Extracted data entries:
· · · · · · ·
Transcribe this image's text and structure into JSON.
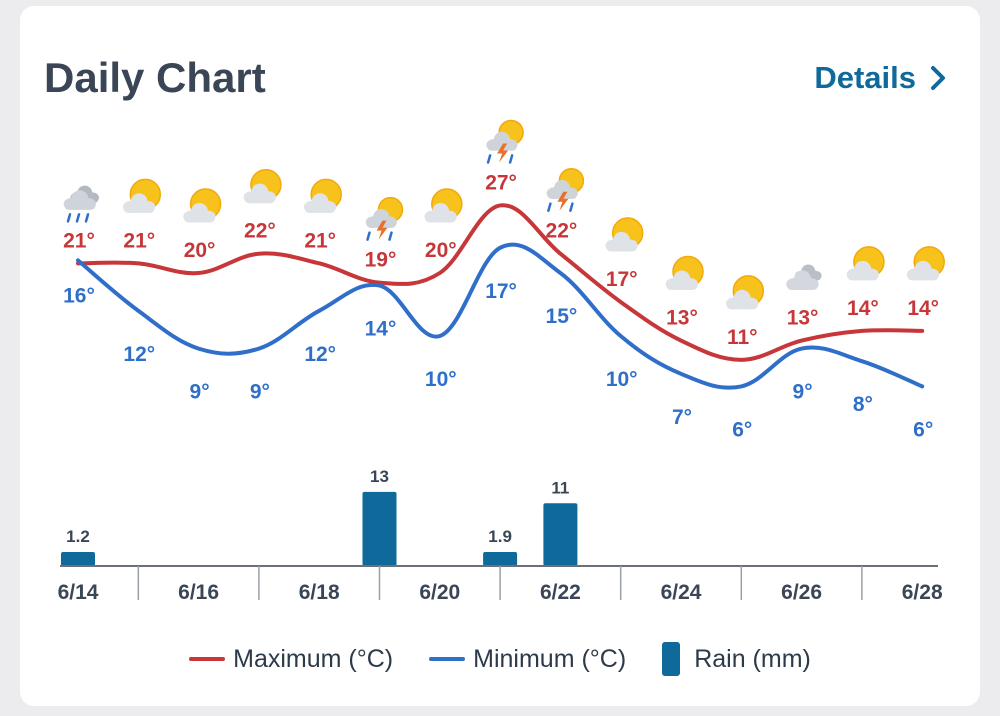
{
  "header": {
    "title": "Daily Chart",
    "details_label": "Details",
    "details_icon": "chevron-right-icon"
  },
  "colors": {
    "max": "#c7373a",
    "min": "#2f6fc9",
    "rain": "#0f6a9b",
    "axis": "#6a6f78",
    "label": "#3a4656"
  },
  "chart_data": {
    "type": "line",
    "x": [
      "6/14",
      "6/15",
      "6/16",
      "6/17",
      "6/18",
      "6/19",
      "6/20",
      "6/21",
      "6/22",
      "6/23",
      "6/24",
      "6/25",
      "6/26",
      "6/27",
      "6/28"
    ],
    "x_tick_labels": [
      "6/14",
      "6/16",
      "6/18",
      "6/20",
      "6/22",
      "6/24",
      "6/26",
      "6/28"
    ],
    "series": [
      {
        "name": "Maximum (°C)",
        "kind": "line",
        "values": [
          21,
          21,
          20,
          22,
          21,
          19,
          20,
          27,
          22,
          17,
          13,
          11,
          13,
          14,
          14
        ]
      },
      {
        "name": "Minimum (°C)",
        "kind": "line",
        "values": [
          16,
          12,
          9,
          9,
          12,
          14,
          10,
          17,
          15,
          10,
          7,
          6,
          9,
          8,
          6
        ]
      },
      {
        "name": "Rain (mm)",
        "kind": "bar",
        "values": [
          1.2,
          null,
          null,
          null,
          null,
          13,
          null,
          1.9,
          11,
          null,
          null,
          null,
          null,
          null,
          null
        ]
      }
    ],
    "value_suffix": "°",
    "weather_icons": [
      "rain",
      "partly-sunny",
      "partly-sunny",
      "partly-sunny",
      "partly-sunny",
      "thunderstorm",
      "partly-sunny",
      "thunderstorm",
      "thunderstorm",
      "partly-sunny",
      "partly-sunny",
      "partly-sunny",
      "cloudy",
      "partly-sunny",
      "partly-sunny"
    ],
    "grid": false,
    "legend_position": "bottom"
  },
  "legend": {
    "items": [
      {
        "label": "Maximum (°C)",
        "type": "line",
        "color": "#c7373a"
      },
      {
        "label": "Minimum (°C)",
        "type": "line",
        "color": "#2f6fc9"
      },
      {
        "label": "Rain (mm)",
        "type": "bar",
        "color": "#0f6a9b"
      }
    ]
  }
}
· · · · · · ·
Repeat the material above in full and unchanged, minus its images.

Transcribe this image's text and structure into JSON.
{
  "header": {
    "title": "Daily Chart",
    "details_label": "Details",
    "details_icon": "chevron-right-icon"
  },
  "colors": {
    "max": "#c7373a",
    "min": "#2f6fc9",
    "rain": "#0f6a9b",
    "axis": "#6a6f78",
    "label": "#3a4656"
  },
  "chart_data": {
    "type": "line",
    "x": [
      "6/14",
      "6/15",
      "6/16",
      "6/17",
      "6/18",
      "6/19",
      "6/20",
      "6/21",
      "6/22",
      "6/23",
      "6/24",
      "6/25",
      "6/26",
      "6/27",
      "6/28"
    ],
    "x_tick_labels": [
      "6/14",
      "6/16",
      "6/18",
      "6/20",
      "6/22",
      "6/24",
      "6/26",
      "6/28"
    ],
    "series": [
      {
        "name": "Maximum (°C)",
        "kind": "line",
        "values": [
          21,
          21,
          20,
          22,
          21,
          19,
          20,
          27,
          22,
          17,
          13,
          11,
          13,
          14,
          14
        ]
      },
      {
        "name": "Minimum (°C)",
        "kind": "line",
        "values": [
          16,
          12,
          9,
          9,
          12,
          14,
          10,
          17,
          15,
          10,
          7,
          6,
          9,
          8,
          6
        ]
      },
      {
        "name": "Rain (mm)",
        "kind": "bar",
        "values": [
          1.2,
          null,
          null,
          null,
          null,
          13,
          null,
          1.9,
          11,
          null,
          null,
          null,
          null,
          null,
          null
        ]
      }
    ],
    "value_suffix": "°",
    "weather_icons": [
      "rain",
      "partly-sunny",
      "partly-sunny",
      "partly-sunny",
      "partly-sunny",
      "thunderstorm",
      "partly-sunny",
      "thunderstorm",
      "thunderstorm",
      "partly-sunny",
      "partly-sunny",
      "partly-sunny",
      "cloudy",
      "partly-sunny",
      "partly-sunny"
    ],
    "grid": false,
    "legend_position": "bottom"
  },
  "legend": {
    "items": [
      {
        "label": "Maximum (°C)",
        "type": "line",
        "color": "#c7373a"
      },
      {
        "label": "Minimum (°C)",
        "type": "line",
        "color": "#2f6fc9"
      },
      {
        "label": "Rain (mm)",
        "type": "bar",
        "color": "#0f6a9b"
      }
    ]
  }
}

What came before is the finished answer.